*Records supplied*.

◇ ◇ ◇ ◇ ◇

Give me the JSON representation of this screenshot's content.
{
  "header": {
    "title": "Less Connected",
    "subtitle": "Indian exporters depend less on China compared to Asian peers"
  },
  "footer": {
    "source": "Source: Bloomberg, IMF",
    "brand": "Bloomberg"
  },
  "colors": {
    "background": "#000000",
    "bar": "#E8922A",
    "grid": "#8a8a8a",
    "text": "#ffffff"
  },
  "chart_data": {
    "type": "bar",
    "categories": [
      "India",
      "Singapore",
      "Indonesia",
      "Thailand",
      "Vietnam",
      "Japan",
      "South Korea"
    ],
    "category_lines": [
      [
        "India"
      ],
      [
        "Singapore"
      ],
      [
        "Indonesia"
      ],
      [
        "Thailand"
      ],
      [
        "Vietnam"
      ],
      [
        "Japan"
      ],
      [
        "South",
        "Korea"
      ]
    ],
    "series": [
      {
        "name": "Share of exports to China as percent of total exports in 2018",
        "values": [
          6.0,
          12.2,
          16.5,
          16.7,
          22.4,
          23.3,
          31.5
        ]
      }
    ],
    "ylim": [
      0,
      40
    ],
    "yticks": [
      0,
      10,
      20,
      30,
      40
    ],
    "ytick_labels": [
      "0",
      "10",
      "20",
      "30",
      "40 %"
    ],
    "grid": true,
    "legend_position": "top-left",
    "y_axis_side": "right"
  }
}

◇ ◇ ◇ ◇ ◇

*What the task asks*. Give the entries again in full, exactly as they are written.

*Task response*.
Give me the JSON representation of this screenshot's content.
{
  "header": {
    "title": "Less Connected",
    "subtitle": "Indian exporters depend less on China compared to Asian peers"
  },
  "footer": {
    "source": "Source: Bloomberg, IMF",
    "brand": "Bloomberg"
  },
  "colors": {
    "background": "#000000",
    "bar": "#E8922A",
    "grid": "#8a8a8a",
    "text": "#ffffff"
  },
  "chart_data": {
    "type": "bar",
    "categories": [
      "India",
      "Singapore",
      "Indonesia",
      "Thailand",
      "Vietnam",
      "Japan",
      "South Korea"
    ],
    "category_lines": [
      [
        "India"
      ],
      [
        "Singapore"
      ],
      [
        "Indonesia"
      ],
      [
        "Thailand"
      ],
      [
        "Vietnam"
      ],
      [
        "Japan"
      ],
      [
        "South",
        "Korea"
      ]
    ],
    "series": [
      {
        "name": "Share of exports to China as percent of total exports in 2018",
        "values": [
          6.0,
          12.2,
          16.5,
          16.7,
          22.4,
          23.3,
          31.5
        ]
      }
    ],
    "ylim": [
      0,
      40
    ],
    "yticks": [
      0,
      10,
      20,
      30,
      40
    ],
    "ytick_labels": [
      "0",
      "10",
      "20",
      "30",
      "40 %"
    ],
    "grid": true,
    "legend_position": "top-left",
    "y_axis_side": "right"
  }
}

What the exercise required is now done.